**Work instructions**
Locate all lines with the word "नगरप" and copy them out.

━━ Records shown

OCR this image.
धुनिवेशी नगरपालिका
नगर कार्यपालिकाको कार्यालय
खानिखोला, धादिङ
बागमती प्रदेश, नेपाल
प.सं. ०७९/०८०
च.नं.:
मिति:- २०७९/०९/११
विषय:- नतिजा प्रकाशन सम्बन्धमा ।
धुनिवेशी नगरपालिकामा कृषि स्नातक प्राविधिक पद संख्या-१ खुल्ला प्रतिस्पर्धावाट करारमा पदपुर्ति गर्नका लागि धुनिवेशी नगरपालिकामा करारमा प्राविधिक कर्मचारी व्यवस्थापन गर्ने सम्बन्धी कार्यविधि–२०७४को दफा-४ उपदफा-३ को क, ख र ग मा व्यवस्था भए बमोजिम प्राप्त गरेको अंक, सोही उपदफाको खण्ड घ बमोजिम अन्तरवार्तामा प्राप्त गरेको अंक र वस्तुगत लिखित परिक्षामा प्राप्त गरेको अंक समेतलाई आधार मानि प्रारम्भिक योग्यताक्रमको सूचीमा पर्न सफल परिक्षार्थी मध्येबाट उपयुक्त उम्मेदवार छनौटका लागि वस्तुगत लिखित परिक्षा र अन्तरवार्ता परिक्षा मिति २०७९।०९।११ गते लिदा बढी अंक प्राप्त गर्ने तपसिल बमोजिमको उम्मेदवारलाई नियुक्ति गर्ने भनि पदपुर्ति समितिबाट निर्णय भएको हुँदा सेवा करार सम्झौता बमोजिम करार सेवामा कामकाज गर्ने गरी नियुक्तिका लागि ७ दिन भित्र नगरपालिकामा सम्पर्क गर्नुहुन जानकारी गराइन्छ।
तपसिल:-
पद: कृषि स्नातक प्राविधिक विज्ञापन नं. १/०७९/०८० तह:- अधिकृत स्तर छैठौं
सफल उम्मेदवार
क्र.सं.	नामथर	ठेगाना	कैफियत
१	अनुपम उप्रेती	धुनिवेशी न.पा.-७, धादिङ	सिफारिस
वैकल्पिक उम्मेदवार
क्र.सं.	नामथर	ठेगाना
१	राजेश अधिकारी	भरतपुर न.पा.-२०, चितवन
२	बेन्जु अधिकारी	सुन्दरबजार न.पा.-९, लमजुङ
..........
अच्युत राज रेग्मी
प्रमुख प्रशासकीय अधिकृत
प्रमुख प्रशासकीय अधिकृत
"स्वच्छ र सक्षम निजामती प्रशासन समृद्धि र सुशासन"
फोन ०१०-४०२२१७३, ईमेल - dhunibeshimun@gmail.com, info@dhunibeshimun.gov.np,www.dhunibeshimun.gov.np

━━━━

**Result of the task**
धुनिवेशी नगरपालिका
धुनिवेशी नगरपालिकामा कृषि स्नातक प्राविधिक पद संख्या-१ खुल्ला प्रतिस्पर्धावाट करारमा पदपुर्ति गर्नका लागि धुनिवेशी नगरपालिकामा करारमा प्राविधिक कर्मचारी व्यवस्थापन गर्ने सम्बन्धी कार्यविधि–२०७४को दफा-४ उपदफा-३ को क, ख र ग मा व्यवस्था भए बमोजिम प्राप्त गरेको अंक, सोही उपदफाको खण्ड घ बमोजिम अन्तरवार्तामा प्राप्त गरेको अंक र वस्तुगत लिखित परिक्षामा प्राप्त गरेको अंक समेतलाई आधार मानि प्रारम्भिक योग्यताक्रमको सूचीमा पर्न सफल परिक्षार्थी मध्येबाट उपयुक्त उम्मेदवार छनौटका लागि वस्तुगत लिखित परिक्षा र अन्तरवार्ता परिक्षा मिति २०७९।०९।११ गते लिदा बढी अंक प्राप्त गर्ने तपसिल बमोजिमको उम्मेदवारलाई नियुक्ति गर्ने भनि पदपुर्ति समितिबाट निर्णय भएको हुँदा सेवा करार सम्झौता बमोजिम करार सेवामा कामकाज गर्ने गरी नियुक्तिका लागि ७ दिन भित्र नगरपालिकामा सम्पर्क गर्नुहुन जानकारी गराइन्छ।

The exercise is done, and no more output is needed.